** Start of Data **
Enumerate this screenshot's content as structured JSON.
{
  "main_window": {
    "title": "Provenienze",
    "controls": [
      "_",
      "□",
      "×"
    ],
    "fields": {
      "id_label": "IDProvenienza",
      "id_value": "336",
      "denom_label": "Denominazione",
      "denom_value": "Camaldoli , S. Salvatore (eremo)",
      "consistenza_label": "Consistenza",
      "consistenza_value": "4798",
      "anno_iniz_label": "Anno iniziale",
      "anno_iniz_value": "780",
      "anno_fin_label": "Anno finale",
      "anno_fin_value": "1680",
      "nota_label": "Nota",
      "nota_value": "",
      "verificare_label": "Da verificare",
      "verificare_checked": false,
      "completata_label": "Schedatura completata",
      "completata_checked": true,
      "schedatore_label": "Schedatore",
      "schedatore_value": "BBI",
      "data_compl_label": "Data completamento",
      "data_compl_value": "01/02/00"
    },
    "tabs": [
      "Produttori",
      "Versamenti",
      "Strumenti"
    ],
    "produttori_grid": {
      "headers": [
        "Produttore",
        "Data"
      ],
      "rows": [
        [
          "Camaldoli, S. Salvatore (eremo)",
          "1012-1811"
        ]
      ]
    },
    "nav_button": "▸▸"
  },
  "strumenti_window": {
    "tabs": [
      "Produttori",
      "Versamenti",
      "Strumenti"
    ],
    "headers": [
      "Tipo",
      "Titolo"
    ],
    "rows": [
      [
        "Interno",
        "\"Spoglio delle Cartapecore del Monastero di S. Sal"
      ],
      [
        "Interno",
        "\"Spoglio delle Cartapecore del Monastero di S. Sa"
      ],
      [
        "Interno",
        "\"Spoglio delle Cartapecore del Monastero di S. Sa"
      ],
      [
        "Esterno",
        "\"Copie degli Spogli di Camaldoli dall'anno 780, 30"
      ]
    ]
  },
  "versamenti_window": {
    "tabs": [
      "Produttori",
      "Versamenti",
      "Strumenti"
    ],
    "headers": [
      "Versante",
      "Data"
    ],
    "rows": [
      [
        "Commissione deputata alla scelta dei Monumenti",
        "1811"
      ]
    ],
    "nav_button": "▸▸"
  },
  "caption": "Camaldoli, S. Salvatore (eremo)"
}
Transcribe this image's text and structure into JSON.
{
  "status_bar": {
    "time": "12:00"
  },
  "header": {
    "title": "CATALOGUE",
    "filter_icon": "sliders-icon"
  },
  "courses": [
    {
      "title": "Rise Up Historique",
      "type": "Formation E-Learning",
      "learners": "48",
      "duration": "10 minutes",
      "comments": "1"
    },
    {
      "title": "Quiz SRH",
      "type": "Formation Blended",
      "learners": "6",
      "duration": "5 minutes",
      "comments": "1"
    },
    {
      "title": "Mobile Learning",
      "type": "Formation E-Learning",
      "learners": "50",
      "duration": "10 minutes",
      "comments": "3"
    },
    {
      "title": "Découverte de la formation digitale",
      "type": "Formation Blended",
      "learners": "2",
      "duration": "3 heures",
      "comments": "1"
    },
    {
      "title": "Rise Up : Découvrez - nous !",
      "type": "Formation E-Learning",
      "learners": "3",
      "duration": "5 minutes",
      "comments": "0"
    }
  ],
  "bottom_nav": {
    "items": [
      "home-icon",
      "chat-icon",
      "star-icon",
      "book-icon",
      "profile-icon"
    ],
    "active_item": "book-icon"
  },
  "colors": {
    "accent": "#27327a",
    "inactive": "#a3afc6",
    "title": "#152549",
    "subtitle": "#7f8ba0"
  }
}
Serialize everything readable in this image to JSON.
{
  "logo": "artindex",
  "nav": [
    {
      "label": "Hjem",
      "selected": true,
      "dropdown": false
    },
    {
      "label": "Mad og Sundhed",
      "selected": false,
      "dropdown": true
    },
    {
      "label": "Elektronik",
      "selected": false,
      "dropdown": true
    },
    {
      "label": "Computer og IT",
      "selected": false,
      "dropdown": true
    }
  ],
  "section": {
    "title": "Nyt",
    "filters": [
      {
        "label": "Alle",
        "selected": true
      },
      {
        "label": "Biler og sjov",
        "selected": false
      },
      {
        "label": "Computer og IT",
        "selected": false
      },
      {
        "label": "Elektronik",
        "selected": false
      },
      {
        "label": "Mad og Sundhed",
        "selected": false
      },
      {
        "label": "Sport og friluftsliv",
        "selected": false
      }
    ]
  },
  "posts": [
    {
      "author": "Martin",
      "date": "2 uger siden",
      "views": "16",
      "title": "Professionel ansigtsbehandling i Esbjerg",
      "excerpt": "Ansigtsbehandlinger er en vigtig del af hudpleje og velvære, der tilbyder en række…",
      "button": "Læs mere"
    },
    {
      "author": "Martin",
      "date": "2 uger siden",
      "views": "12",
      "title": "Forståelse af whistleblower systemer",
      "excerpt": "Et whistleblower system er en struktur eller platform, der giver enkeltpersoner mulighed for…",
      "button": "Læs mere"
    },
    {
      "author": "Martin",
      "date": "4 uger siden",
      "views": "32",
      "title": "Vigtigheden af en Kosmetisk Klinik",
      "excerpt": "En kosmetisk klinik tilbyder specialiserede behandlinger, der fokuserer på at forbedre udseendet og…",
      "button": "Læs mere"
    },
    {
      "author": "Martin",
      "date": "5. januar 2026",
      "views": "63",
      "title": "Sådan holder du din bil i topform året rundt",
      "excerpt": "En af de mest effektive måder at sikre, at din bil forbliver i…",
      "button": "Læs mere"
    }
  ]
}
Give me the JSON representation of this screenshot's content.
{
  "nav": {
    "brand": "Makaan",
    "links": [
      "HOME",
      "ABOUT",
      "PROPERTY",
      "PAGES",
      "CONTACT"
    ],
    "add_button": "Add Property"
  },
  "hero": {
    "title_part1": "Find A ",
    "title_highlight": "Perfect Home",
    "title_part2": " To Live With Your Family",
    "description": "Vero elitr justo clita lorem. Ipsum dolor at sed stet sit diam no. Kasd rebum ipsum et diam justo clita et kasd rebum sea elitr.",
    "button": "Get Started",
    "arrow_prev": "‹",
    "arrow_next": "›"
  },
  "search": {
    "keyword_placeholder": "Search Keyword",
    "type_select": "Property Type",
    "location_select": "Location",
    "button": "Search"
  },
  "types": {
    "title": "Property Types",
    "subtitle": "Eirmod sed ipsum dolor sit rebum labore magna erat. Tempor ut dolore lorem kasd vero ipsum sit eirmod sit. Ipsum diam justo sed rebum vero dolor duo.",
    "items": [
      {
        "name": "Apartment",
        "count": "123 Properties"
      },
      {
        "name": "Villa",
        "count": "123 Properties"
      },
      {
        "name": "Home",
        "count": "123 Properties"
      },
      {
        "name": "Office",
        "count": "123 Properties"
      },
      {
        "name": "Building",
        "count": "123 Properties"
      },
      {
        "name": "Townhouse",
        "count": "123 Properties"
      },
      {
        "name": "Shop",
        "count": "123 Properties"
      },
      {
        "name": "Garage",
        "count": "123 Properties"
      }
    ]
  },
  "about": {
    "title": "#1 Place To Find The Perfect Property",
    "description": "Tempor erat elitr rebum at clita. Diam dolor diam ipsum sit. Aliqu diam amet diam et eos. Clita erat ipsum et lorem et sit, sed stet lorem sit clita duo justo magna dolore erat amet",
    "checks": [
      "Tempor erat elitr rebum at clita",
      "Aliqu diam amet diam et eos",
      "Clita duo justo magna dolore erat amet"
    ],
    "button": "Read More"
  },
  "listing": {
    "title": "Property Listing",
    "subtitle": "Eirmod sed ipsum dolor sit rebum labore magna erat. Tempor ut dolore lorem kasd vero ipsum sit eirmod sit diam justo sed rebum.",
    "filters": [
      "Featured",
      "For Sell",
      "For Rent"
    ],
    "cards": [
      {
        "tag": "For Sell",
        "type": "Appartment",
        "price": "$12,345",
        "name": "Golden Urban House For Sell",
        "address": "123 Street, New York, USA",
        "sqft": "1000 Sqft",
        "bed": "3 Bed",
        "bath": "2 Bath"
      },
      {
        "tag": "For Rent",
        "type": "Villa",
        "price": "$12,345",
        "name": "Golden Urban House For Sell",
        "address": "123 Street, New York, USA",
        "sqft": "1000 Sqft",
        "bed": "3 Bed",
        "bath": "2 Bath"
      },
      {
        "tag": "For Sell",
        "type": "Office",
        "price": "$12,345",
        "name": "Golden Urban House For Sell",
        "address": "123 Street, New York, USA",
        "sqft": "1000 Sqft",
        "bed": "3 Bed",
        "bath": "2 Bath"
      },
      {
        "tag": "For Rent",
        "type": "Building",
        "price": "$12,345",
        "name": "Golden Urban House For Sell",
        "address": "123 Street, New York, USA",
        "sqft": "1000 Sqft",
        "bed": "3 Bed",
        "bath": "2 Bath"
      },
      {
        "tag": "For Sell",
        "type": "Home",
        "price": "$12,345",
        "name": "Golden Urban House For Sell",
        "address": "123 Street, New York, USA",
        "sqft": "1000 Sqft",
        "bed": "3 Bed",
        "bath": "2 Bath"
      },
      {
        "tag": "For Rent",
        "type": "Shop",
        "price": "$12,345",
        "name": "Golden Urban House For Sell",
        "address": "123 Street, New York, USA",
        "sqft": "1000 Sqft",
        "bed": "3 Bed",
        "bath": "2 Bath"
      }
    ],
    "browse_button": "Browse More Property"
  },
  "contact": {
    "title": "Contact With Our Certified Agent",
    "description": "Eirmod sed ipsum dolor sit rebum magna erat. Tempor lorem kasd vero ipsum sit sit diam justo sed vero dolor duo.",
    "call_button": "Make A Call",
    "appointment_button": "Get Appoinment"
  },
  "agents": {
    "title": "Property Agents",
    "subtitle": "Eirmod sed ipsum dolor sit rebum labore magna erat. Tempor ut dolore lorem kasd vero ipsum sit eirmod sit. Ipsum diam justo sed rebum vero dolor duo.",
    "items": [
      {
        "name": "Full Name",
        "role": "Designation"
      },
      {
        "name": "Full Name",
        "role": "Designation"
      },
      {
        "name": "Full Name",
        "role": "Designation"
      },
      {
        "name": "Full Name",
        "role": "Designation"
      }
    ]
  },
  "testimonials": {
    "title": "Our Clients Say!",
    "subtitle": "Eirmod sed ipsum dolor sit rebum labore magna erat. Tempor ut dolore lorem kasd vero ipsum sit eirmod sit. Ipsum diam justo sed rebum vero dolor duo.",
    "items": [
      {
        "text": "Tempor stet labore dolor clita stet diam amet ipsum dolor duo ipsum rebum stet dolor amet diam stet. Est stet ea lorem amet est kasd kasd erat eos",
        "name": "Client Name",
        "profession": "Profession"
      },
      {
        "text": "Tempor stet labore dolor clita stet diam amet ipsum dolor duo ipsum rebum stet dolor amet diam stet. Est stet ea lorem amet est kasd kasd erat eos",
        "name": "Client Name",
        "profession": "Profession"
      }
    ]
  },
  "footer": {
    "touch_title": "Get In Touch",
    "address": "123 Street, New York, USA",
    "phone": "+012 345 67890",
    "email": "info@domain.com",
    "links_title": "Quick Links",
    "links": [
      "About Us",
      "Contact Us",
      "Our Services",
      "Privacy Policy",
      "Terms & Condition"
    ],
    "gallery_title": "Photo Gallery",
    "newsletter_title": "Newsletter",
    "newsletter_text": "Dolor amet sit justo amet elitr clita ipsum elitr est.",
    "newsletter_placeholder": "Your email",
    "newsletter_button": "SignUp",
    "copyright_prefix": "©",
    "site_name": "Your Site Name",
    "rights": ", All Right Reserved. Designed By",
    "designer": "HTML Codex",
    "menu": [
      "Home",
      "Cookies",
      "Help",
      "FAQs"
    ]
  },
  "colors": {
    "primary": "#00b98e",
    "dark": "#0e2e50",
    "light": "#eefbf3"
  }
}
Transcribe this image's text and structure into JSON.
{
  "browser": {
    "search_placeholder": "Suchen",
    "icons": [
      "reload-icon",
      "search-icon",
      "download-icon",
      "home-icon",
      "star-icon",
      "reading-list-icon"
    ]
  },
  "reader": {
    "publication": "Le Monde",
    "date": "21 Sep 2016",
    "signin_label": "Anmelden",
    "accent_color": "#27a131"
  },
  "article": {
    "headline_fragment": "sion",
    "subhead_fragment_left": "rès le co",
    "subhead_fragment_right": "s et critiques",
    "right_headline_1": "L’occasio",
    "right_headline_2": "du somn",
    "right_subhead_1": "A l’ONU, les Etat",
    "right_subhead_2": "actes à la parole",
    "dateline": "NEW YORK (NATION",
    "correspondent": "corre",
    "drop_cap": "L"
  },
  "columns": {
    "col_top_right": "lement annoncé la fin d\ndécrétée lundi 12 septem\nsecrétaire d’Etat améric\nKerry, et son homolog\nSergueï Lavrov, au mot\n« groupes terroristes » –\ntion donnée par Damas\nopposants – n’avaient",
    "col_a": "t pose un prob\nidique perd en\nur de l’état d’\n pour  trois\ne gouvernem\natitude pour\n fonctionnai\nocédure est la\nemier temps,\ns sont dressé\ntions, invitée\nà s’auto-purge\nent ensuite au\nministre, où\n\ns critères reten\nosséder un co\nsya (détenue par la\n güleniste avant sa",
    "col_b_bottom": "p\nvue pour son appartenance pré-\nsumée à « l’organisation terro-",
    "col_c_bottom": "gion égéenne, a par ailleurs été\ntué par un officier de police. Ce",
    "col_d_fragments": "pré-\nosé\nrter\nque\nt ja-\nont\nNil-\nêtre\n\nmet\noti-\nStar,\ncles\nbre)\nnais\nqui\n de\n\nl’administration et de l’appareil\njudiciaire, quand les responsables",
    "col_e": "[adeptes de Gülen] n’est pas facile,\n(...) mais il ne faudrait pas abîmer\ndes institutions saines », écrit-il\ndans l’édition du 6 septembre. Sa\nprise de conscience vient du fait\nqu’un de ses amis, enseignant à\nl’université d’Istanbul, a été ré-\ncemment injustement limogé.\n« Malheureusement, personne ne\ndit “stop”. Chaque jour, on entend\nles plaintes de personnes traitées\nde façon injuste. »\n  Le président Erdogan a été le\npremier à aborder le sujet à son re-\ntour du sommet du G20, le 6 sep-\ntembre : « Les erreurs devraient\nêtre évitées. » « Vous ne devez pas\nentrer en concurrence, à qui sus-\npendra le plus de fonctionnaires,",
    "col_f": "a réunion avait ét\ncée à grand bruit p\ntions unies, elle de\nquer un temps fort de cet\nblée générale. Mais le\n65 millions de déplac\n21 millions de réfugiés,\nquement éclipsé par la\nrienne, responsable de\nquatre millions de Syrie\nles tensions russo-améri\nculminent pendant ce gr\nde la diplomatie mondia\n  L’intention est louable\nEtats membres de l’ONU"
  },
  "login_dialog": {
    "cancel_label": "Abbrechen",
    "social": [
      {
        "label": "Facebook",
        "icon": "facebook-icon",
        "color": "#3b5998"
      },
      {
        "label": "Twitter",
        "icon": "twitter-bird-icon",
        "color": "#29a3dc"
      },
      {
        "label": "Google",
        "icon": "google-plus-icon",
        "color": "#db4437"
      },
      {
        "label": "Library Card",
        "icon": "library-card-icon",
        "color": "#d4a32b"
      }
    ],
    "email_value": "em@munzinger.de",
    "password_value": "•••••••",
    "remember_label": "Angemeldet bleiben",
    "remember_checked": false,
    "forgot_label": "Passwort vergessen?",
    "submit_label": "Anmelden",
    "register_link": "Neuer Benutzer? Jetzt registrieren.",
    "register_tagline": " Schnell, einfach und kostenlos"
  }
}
** End of Data **
[Problem description] Read the data above and pull out each line that holds the string "Your".

[Result for this task]
    "title_part2": " To Live With Your Family",
    "newsletter_placeholder": "Your email",
    "site_name": "Your Site Name",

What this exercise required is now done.